-- Start Input records --

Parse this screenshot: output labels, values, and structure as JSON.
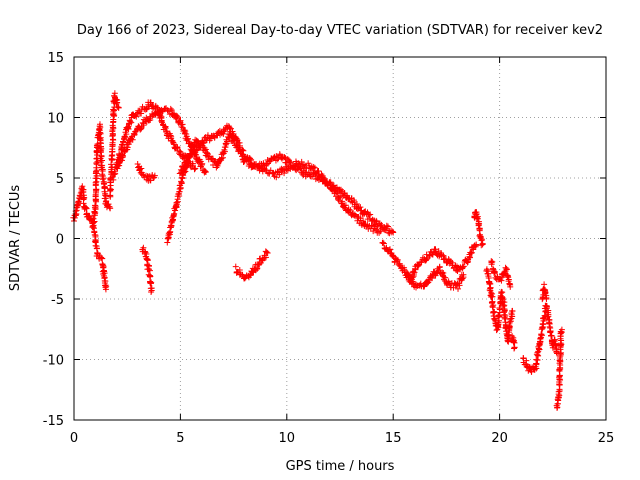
{
  "chart_data": {
    "type": "scatter",
    "title": "Day 166 of 2023, Sidereal Day-to-day VTEC variation (SDTVAR) for receiver kev2",
    "xlabel": "GPS time / hours",
    "ylabel": "SDTVAR / TECUs",
    "xlim": [
      0,
      25
    ],
    "ylim": [
      -15,
      15
    ],
    "x_ticks": [
      0,
      5,
      10,
      15,
      20,
      25
    ],
    "y_ticks": [
      -15,
      -10,
      -5,
      0,
      5,
      10,
      15
    ],
    "x_tick_labels": [
      "0",
      "5",
      "10",
      "15",
      "20",
      "25"
    ],
    "y_tick_labels": [
      "-15",
      "-10",
      "-5",
      "0",
      "5",
      "10",
      "15"
    ],
    "grid": true,
    "marker": "+",
    "series": [
      {
        "name": "SDTVAR",
        "color": "#ff0000",
        "traces": [
          [
            [
              0.0,
              1.5
            ],
            [
              0.2,
              3.0
            ],
            [
              0.4,
              4.3
            ],
            [
              0.5,
              2.5
            ],
            [
              0.7,
              1.8
            ],
            [
              0.9,
              1.0
            ],
            [
              1.0,
              2.6
            ],
            [
              1.1,
              7.8
            ],
            [
              1.2,
              9.2
            ],
            [
              1.3,
              6.0
            ],
            [
              1.5,
              3.0
            ],
            [
              1.7,
              2.5
            ]
          ],
          [
            [
              0.9,
              0.7
            ],
            [
              1.0,
              0.3
            ],
            [
              1.1,
              -1.4
            ],
            [
              1.3,
              -1.8
            ],
            [
              1.4,
              -2.8
            ],
            [
              1.5,
              -4.2
            ]
          ],
          [
            [
              1.7,
              3.5
            ],
            [
              1.9,
              11.9
            ],
            [
              2.0,
              11.2
            ],
            [
              2.1,
              10.8
            ]
          ],
          [
            [
              2.0,
              6.0
            ],
            [
              2.4,
              8.5
            ],
            [
              2.7,
              10.0
            ],
            [
              3.0,
              10.4
            ],
            [
              3.4,
              10.8
            ],
            [
              3.6,
              11.2
            ],
            [
              3.9,
              10.7
            ],
            [
              4.3,
              9.0
            ],
            [
              4.8,
              7.5
            ],
            [
              5.3,
              6.5
            ],
            [
              5.7,
              5.8
            ]
          ],
          [
            [
              1.8,
              5.0
            ],
            [
              2.2,
              6.5
            ],
            [
              2.6,
              8.0
            ],
            [
              3.0,
              9.0
            ],
            [
              3.4,
              9.8
            ],
            [
              3.8,
              10.3
            ],
            [
              4.2,
              10.6
            ],
            [
              4.6,
              10.5
            ],
            [
              5.0,
              9.5
            ],
            [
              5.4,
              8.0
            ],
            [
              5.8,
              6.5
            ],
            [
              6.2,
              5.5
            ]
          ],
          [
            [
              3.0,
              6.0
            ],
            [
              3.2,
              5.3
            ],
            [
              3.6,
              4.9
            ],
            [
              3.8,
              5.2
            ]
          ],
          [
            [
              3.2,
              -0.8
            ],
            [
              3.35,
              -1.2
            ],
            [
              3.5,
              -2.5
            ],
            [
              3.6,
              -3.5
            ],
            [
              3.65,
              -4.3
            ]
          ],
          [
            [
              4.4,
              -0.2
            ],
            [
              4.5,
              0.5
            ],
            [
              4.7,
              2.0
            ],
            [
              4.9,
              3.5
            ],
            [
              5.1,
              5.0
            ],
            [
              5.4,
              6.8
            ],
            [
              5.7,
              8.0
            ],
            [
              6.0,
              7.6
            ],
            [
              6.3,
              6.8
            ],
            [
              6.7,
              6.0
            ],
            [
              7.0,
              7.0
            ],
            [
              7.3,
              8.5
            ],
            [
              7.6,
              7.8
            ],
            [
              8.0,
              6.5
            ],
            [
              8.4,
              6.0
            ],
            [
              8.8,
              6.0
            ],
            [
              9.2,
              6.4
            ],
            [
              9.6,
              6.8
            ],
            [
              10.0,
              6.4
            ],
            [
              10.4,
              5.9
            ],
            [
              10.8,
              5.4
            ],
            [
              11.2,
              5.2
            ],
            [
              11.6,
              5.0
            ],
            [
              12.0,
              4.5
            ],
            [
              12.4,
              3.5
            ],
            [
              12.8,
              2.5
            ],
            [
              13.2,
              1.8
            ],
            [
              13.6,
              1.2
            ],
            [
              14.0,
              0.8
            ],
            [
              14.4,
              0.6
            ]
          ],
          [
            [
              5.0,
              5.5
            ],
            [
              5.4,
              6.8
            ],
            [
              5.8,
              7.5
            ],
            [
              6.2,
              8.2
            ],
            [
              6.6,
              8.5
            ],
            [
              7.0,
              8.8
            ],
            [
              7.3,
              9.2
            ],
            [
              7.6,
              8.2
            ],
            [
              8.0,
              6.8
            ],
            [
              8.5,
              6.0
            ],
            [
              9.0,
              5.5
            ],
            [
              9.5,
              5.3
            ],
            [
              10.0,
              5.8
            ],
            [
              10.5,
              6.2
            ],
            [
              11.0,
              6.0
            ],
            [
              11.4,
              5.5
            ],
            [
              11.8,
              4.8
            ],
            [
              12.2,
              4.3
            ],
            [
              12.6,
              3.8
            ],
            [
              13.0,
              3.2
            ],
            [
              13.5,
              2.3
            ],
            [
              14.0,
              1.6
            ],
            [
              14.5,
              1.0
            ],
            [
              15.0,
              0.5
            ]
          ],
          [
            [
              7.6,
              -2.5
            ],
            [
              7.9,
              -3.0
            ],
            [
              8.2,
              -3.2
            ],
            [
              8.5,
              -2.5
            ],
            [
              8.8,
              -1.7
            ],
            [
              9.1,
              -1.2
            ]
          ],
          [
            [
              14.5,
              -0.5
            ],
            [
              14.8,
              -1.0
            ],
            [
              15.2,
              -2.0
            ],
            [
              15.5,
              -2.5
            ],
            [
              15.8,
              -3.5
            ],
            [
              16.2,
              -2.0
            ],
            [
              16.6,
              -1.5
            ],
            [
              17.0,
              -1.0
            ],
            [
              17.5,
              -1.8
            ],
            [
              18.0,
              -2.5
            ],
            [
              18.4,
              -2.0
            ],
            [
              18.7,
              -1.0
            ],
            [
              18.9,
              -0.5
            ]
          ],
          [
            [
              15.6,
              -3.0
            ],
            [
              16.0,
              -3.8
            ],
            [
              16.4,
              -4.0
            ],
            [
              16.8,
              -3.2
            ],
            [
              17.2,
              -2.5
            ],
            [
              17.6,
              -3.8
            ],
            [
              18.0,
              -4.0
            ],
            [
              18.3,
              -3.0
            ]
          ],
          [
            [
              18.8,
              1.5
            ],
            [
              18.9,
              2.2
            ],
            [
              19.0,
              1.5
            ],
            [
              19.1,
              0.0
            ],
            [
              19.2,
              -0.5
            ]
          ],
          [
            [
              19.4,
              -2.5
            ],
            [
              19.6,
              -4.5
            ],
            [
              19.7,
              -6.0
            ],
            [
              19.8,
              -7.0
            ],
            [
              19.9,
              -7.5
            ],
            [
              20.0,
              -6.0
            ],
            [
              20.1,
              -4.5
            ],
            [
              20.2,
              -5.5
            ],
            [
              20.3,
              -7.5
            ],
            [
              20.4,
              -8.5
            ],
            [
              20.5,
              -7.0
            ],
            [
              20.6,
              -6.0
            ]
          ],
          [
            [
              19.6,
              -2.0
            ],
            [
              19.8,
              -3.0
            ],
            [
              20.0,
              -3.5
            ],
            [
              20.3,
              -2.5
            ],
            [
              20.5,
              -4.0
            ]
          ],
          [
            [
              20.6,
              -8.0
            ],
            [
              20.7,
              -9.0
            ]
          ],
          [
            [
              21.1,
              -10.0
            ],
            [
              21.3,
              -10.5
            ],
            [
              21.5,
              -11.0
            ],
            [
              21.7,
              -10.5
            ],
            [
              21.8,
              -9.5
            ],
            [
              21.9,
              -8.5
            ],
            [
              22.0,
              -7.5
            ],
            [
              22.1,
              -6.5
            ],
            [
              22.2,
              -5.5
            ],
            [
              22.3,
              -6.5
            ],
            [
              22.4,
              -8.0
            ],
            [
              22.5,
              -9.0
            ],
            [
              22.6,
              -8.5
            ],
            [
              22.7,
              -9.5
            ]
          ],
          [
            [
              22.0,
              -4.8
            ],
            [
              22.1,
              -4.0
            ],
            [
              22.2,
              -5.0
            ]
          ],
          [
            [
              22.9,
              -7.5
            ],
            [
              22.8,
              -12.8
            ],
            [
              22.75,
              -13.5
            ],
            [
              22.7,
              -14.0
            ]
          ]
        ]
      }
    ]
  }
}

-- End Input records --

#### Written task:
Give only the number of lines in the preceding material that contain the string "SDTVAR".

#### Solution to the problem:
3